▶ _Exercise inputs_:
_ _ _ _ _
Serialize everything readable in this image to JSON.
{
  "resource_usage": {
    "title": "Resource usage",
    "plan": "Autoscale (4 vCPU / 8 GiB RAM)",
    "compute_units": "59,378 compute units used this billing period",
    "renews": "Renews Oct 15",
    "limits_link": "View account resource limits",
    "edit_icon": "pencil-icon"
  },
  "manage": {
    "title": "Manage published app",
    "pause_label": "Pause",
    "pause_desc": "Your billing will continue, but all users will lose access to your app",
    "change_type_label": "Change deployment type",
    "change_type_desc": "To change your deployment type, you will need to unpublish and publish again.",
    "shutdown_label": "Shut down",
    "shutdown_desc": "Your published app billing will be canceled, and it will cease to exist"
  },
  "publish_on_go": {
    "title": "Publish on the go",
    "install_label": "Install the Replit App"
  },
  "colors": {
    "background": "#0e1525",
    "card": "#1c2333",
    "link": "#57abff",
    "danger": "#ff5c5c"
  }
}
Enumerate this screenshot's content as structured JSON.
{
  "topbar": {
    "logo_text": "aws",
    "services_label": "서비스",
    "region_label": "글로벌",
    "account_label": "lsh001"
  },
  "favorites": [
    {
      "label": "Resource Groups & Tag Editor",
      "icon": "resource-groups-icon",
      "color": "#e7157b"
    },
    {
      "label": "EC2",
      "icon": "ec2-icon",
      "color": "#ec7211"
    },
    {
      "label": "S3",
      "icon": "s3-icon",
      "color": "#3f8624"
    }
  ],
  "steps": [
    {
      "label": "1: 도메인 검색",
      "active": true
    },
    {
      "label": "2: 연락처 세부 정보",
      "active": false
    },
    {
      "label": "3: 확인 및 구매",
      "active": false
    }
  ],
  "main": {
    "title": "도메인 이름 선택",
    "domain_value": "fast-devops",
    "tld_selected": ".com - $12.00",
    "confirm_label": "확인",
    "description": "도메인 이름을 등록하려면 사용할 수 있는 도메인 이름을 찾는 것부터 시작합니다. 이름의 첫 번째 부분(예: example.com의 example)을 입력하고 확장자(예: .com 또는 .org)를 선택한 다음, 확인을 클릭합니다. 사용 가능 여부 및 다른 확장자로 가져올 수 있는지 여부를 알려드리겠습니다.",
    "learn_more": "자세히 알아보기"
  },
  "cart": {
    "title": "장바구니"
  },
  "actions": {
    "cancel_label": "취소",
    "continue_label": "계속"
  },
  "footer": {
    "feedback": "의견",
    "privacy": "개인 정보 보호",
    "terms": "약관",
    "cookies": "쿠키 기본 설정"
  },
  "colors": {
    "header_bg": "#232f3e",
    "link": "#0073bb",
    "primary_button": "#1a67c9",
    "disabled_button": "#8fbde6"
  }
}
_ _ _ _ _
Repeat, word for word, every line from the line that contains "Enumerate this screenshot's" to the end of the entries; include both of those lines and no others.

Enumerate this screenshot's content as structured JSON.
{
  "topbar": {
    "logo_text": "aws",
    "services_label": "서비스",
    "region_label": "글로벌",
    "account_label": "lsh001"
  },
  "favorites": [
    {
      "label": "Resource Groups & Tag Editor",
      "icon": "resource-groups-icon",
      "color": "#e7157b"
    },
    {
      "label": "EC2",
      "icon": "ec2-icon",
      "color": "#ec7211"
    },
    {
      "label": "S3",
      "icon": "s3-icon",
      "color": "#3f8624"
    }
  ],
  "steps": [
    {
      "label": "1: 도메인 검색",
      "active": true
    },
    {
      "label": "2: 연락처 세부 정보",
      "active": false
    },
    {
      "label": "3: 확인 및 구매",
      "active": false
    }
  ],
  "main": {
    "title": "도메인 이름 선택",
    "domain_value": "fast-devops",
    "tld_selected": ".com - $12.00",
    "confirm_label": "확인",
    "description": "도메인 이름을 등록하려면 사용할 수 있는 도메인 이름을 찾는 것부터 시작합니다. 이름의 첫 번째 부분(예: example.com의 example)을 입력하고 확장자(예: .com 또는 .org)를 선택한 다음, 확인을 클릭합니다. 사용 가능 여부 및 다른 확장자로 가져올 수 있는지 여부를 알려드리겠습니다.",
    "learn_more": "자세히 알아보기"
  },
  "cart": {
    "title": "장바구니"
  },
  "actions": {
    "cancel_label": "취소",
    "continue_label": "계속"
  },
  "footer": {
    "feedback": "의견",
    "privacy": "개인 정보 보호",
    "terms": "약관",
    "cookies": "쿠키 기본 설정"
  },
  "colors": {
    "header_bg": "#232f3e",
    "link": "#0073bb",
    "primary_button": "#1a67c9",
    "disabled_button": "#8fbde6"
  }
}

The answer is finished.